#### TASK OBJECTIVE:
From the listing below, pull each line that includes "fines".

====== ENTRIES SHOWN ======

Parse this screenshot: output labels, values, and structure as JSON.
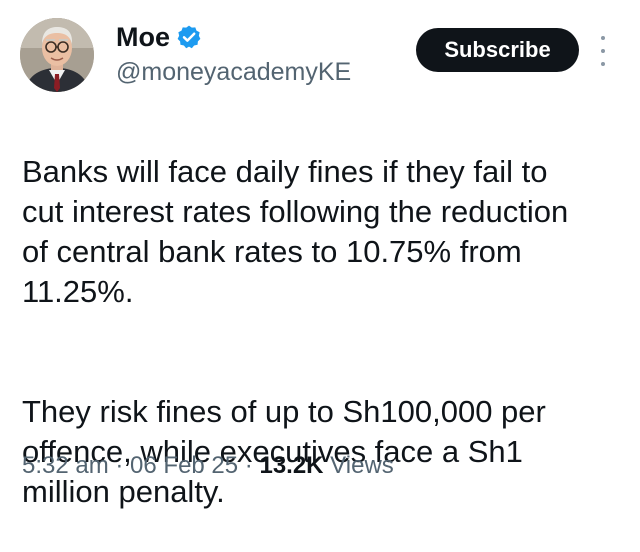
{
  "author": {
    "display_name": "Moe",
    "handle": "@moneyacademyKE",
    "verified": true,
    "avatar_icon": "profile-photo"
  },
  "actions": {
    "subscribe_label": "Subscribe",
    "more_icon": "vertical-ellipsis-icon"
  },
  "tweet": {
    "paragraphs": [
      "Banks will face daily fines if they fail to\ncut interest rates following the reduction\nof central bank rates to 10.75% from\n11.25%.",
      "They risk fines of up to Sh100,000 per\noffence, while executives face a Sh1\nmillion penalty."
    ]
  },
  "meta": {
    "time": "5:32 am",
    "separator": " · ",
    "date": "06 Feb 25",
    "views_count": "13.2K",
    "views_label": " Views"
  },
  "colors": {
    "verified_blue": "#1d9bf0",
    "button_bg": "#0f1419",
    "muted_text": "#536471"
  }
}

======

#### EXPECTED ANSWER:
      "Banks will face daily fines if they fail to\ncut interest rates following the reduction\nof central bank rates to 10.75% from\n11.25%.",
      "They risk fines of up to Sh100,000 per\noffence, while executives face a Sh1\nmillion penalty."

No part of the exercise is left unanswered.